+++ STORED DATA

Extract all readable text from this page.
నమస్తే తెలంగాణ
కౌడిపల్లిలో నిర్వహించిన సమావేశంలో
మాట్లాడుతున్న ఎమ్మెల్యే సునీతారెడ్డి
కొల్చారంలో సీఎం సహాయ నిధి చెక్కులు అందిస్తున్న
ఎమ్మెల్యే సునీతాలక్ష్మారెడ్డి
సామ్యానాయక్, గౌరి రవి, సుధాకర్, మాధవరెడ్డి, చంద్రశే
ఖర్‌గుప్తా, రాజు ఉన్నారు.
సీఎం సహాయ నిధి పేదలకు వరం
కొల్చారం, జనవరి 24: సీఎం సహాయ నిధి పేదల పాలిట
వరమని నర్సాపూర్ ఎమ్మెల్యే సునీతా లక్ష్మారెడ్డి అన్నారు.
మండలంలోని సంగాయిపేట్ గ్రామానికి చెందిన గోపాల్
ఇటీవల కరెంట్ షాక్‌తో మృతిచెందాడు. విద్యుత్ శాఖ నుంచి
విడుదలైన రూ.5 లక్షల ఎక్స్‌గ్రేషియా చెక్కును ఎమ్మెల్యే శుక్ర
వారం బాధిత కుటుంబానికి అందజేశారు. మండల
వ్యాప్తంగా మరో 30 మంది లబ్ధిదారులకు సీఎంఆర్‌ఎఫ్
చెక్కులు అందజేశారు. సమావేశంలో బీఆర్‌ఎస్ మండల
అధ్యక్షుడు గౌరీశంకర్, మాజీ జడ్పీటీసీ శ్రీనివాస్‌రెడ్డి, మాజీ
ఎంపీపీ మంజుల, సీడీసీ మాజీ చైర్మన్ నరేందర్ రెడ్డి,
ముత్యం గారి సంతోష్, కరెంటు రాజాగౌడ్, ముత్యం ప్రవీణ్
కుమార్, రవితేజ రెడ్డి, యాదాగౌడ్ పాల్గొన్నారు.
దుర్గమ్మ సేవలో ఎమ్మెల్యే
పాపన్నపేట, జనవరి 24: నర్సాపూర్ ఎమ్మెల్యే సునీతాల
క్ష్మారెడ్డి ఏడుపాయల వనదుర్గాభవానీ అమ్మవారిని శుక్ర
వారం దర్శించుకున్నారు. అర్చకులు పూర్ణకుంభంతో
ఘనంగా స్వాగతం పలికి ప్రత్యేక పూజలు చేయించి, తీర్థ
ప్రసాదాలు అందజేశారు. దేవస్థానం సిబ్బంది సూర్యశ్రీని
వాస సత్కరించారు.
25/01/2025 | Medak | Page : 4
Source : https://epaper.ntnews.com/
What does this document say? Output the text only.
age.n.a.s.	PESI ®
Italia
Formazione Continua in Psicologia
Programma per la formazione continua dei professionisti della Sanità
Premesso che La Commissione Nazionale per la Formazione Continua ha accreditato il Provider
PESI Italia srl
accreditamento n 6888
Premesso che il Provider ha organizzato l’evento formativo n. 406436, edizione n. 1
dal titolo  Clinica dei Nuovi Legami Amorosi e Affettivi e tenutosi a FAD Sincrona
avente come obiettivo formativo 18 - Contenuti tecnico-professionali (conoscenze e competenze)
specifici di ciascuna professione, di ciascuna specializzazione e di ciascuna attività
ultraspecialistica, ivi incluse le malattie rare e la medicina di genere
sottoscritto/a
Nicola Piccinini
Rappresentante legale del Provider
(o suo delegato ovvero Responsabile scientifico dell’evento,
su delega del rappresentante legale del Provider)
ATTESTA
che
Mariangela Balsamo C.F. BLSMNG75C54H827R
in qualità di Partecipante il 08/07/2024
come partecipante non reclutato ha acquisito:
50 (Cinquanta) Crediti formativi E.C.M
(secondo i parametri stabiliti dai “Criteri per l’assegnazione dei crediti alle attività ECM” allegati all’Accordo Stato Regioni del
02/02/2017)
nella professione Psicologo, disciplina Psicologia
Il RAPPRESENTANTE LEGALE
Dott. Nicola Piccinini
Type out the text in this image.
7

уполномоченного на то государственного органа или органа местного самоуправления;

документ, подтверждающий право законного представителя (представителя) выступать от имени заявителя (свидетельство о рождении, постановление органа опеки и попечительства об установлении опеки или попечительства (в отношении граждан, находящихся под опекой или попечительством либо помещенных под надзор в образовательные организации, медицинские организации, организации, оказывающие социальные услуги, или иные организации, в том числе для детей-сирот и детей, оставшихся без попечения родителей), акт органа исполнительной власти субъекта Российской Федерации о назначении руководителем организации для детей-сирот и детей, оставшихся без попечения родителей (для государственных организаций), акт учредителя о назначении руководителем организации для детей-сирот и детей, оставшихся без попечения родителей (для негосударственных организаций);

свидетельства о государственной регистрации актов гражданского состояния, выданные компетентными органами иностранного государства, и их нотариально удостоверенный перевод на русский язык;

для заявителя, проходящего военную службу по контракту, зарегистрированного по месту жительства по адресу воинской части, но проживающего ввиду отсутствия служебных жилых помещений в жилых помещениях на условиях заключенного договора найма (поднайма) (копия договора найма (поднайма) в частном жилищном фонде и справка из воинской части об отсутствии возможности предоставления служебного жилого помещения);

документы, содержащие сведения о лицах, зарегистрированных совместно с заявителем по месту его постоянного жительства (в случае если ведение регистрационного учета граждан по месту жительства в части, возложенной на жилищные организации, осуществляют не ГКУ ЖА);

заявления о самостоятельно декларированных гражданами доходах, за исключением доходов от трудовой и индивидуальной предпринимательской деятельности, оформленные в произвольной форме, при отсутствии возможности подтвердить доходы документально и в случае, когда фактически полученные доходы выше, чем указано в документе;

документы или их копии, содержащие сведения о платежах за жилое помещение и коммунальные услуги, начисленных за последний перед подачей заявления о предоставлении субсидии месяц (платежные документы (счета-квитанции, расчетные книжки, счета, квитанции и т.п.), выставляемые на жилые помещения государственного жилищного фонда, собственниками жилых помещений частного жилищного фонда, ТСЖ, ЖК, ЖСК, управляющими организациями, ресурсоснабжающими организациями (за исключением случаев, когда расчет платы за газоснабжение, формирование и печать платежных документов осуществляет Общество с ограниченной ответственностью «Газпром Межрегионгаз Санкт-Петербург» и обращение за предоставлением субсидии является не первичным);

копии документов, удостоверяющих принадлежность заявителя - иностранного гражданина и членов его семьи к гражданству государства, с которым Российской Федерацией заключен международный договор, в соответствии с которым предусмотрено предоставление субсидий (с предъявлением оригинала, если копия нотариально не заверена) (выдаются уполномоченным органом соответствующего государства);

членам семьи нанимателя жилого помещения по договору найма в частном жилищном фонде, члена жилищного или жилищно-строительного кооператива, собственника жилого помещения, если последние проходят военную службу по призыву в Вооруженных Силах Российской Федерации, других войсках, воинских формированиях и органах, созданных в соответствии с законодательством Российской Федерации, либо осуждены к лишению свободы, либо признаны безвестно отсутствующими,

++++++

Where a line above holds the string "text", show that line.

ANSWER BELOW:
Extract all readable text from this page.
What does this document say? Output the text only.
Type out the text in this image.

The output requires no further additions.